>>

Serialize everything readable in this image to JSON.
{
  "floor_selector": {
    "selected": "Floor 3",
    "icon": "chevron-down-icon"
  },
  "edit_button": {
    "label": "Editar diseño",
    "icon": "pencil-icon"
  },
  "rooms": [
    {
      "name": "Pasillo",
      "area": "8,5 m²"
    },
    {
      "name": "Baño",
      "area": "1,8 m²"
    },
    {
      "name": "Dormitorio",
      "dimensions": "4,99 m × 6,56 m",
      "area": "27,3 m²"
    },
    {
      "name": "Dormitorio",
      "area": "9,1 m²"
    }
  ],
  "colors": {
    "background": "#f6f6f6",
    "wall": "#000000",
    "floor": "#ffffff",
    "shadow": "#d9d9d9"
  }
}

<<
>>

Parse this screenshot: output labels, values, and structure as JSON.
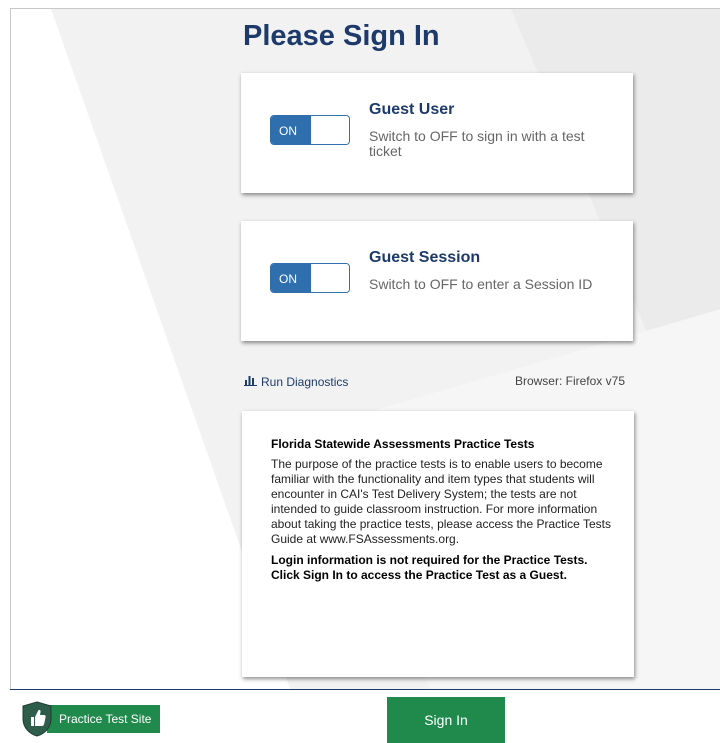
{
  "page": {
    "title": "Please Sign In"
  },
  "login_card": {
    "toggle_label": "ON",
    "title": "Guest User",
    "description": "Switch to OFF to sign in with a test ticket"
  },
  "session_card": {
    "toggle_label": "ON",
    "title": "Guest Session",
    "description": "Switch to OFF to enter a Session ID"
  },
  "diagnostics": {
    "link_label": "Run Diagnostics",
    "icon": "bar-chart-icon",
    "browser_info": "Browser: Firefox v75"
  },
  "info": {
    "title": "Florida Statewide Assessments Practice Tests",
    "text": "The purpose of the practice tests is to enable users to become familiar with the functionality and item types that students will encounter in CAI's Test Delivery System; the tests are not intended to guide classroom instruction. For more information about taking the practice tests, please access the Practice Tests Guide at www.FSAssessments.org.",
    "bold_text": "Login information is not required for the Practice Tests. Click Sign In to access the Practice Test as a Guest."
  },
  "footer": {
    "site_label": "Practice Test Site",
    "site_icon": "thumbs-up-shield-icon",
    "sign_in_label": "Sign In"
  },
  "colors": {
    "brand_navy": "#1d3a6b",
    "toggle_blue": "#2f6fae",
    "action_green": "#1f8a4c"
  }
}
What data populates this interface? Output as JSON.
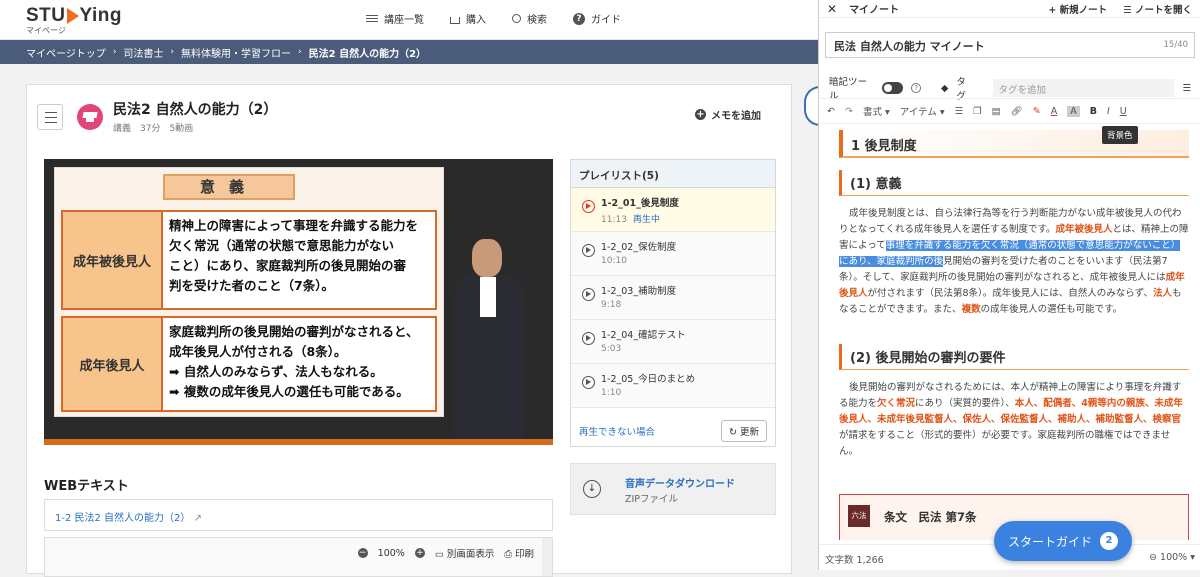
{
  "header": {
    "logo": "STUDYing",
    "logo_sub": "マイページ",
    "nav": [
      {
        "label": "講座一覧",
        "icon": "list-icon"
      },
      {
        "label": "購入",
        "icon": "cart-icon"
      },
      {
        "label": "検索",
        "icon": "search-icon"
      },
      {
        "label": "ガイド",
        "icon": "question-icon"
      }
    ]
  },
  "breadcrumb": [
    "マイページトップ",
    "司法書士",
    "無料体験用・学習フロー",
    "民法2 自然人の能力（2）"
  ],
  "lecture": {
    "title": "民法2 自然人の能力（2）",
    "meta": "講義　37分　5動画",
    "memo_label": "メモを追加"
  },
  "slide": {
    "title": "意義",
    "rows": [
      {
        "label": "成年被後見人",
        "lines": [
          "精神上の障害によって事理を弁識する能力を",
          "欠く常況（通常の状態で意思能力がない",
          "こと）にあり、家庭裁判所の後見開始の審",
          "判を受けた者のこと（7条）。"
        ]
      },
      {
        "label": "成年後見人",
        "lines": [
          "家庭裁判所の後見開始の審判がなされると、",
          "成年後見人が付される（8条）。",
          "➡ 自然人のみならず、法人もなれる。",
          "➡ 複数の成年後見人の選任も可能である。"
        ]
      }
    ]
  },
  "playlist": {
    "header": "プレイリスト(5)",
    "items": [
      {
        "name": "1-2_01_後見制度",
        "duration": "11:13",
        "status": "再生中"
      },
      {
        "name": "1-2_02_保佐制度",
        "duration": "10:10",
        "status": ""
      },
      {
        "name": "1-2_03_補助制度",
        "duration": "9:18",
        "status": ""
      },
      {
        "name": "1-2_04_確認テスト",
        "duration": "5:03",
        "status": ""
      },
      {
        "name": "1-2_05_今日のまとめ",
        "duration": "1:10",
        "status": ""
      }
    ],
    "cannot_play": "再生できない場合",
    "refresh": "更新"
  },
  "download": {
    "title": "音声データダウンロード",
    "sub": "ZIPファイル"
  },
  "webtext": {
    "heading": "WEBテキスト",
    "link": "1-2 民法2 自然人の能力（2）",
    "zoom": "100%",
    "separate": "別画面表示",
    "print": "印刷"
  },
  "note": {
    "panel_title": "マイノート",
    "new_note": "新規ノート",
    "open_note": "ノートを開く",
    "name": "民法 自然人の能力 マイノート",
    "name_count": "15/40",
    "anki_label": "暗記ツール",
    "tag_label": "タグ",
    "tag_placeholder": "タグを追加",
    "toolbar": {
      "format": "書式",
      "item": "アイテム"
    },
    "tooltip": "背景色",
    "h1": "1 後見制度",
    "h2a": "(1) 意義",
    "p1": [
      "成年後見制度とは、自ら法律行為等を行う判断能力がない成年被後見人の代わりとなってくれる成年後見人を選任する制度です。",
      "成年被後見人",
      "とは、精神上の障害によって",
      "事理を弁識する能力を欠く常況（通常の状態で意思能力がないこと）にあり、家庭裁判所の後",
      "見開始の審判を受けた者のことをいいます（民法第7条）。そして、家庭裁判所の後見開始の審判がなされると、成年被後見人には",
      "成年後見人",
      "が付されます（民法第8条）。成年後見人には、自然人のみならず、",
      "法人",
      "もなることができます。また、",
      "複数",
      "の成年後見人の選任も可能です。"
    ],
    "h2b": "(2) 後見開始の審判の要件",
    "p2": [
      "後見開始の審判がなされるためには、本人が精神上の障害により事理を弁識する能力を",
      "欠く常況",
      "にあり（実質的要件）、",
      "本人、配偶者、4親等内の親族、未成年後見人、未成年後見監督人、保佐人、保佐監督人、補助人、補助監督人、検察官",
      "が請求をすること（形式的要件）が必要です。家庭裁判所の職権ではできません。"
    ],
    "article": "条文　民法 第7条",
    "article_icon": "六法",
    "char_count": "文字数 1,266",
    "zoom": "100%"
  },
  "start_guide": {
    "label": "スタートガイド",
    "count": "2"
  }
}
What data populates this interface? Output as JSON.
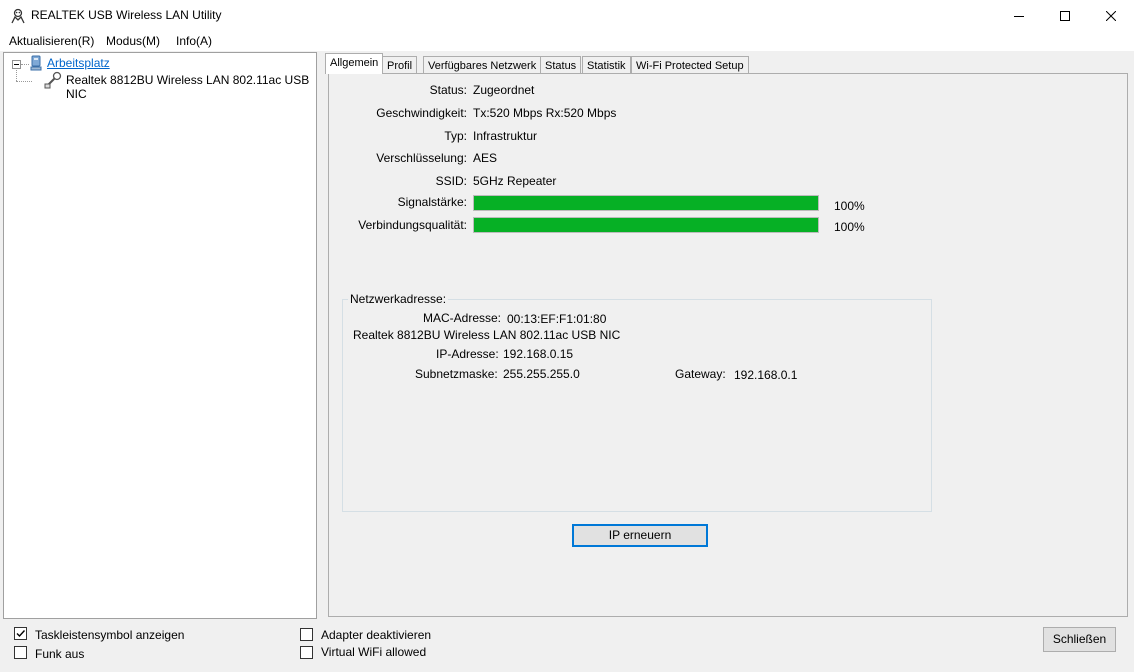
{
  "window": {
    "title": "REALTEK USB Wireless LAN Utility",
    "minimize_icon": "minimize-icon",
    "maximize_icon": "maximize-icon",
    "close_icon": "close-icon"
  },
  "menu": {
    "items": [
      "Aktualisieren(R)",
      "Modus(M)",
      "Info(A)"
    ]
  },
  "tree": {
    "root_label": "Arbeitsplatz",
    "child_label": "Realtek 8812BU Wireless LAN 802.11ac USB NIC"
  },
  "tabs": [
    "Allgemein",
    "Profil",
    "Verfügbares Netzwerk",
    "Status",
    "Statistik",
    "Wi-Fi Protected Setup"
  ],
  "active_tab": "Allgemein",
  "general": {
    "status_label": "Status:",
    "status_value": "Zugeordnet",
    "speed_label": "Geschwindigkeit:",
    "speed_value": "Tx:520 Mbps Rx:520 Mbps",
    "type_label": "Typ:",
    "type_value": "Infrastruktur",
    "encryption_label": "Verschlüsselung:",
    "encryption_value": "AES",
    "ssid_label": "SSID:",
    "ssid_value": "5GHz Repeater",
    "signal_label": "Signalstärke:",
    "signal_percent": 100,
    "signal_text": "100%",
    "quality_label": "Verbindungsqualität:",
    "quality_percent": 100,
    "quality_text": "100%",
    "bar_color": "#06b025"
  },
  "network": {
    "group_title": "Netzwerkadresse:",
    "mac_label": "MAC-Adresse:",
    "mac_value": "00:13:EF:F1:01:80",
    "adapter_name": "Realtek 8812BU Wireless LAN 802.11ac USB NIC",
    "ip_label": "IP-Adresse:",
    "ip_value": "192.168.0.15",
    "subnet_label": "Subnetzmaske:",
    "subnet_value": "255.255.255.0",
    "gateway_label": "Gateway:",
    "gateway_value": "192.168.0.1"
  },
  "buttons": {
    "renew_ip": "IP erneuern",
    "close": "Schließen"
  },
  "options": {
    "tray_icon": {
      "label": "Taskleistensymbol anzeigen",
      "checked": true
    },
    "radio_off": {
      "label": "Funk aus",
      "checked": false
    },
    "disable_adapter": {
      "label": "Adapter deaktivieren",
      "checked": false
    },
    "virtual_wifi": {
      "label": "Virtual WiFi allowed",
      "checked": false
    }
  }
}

<<

Of the lines in the material above, state how many contain the string "duration"; give no other text.

5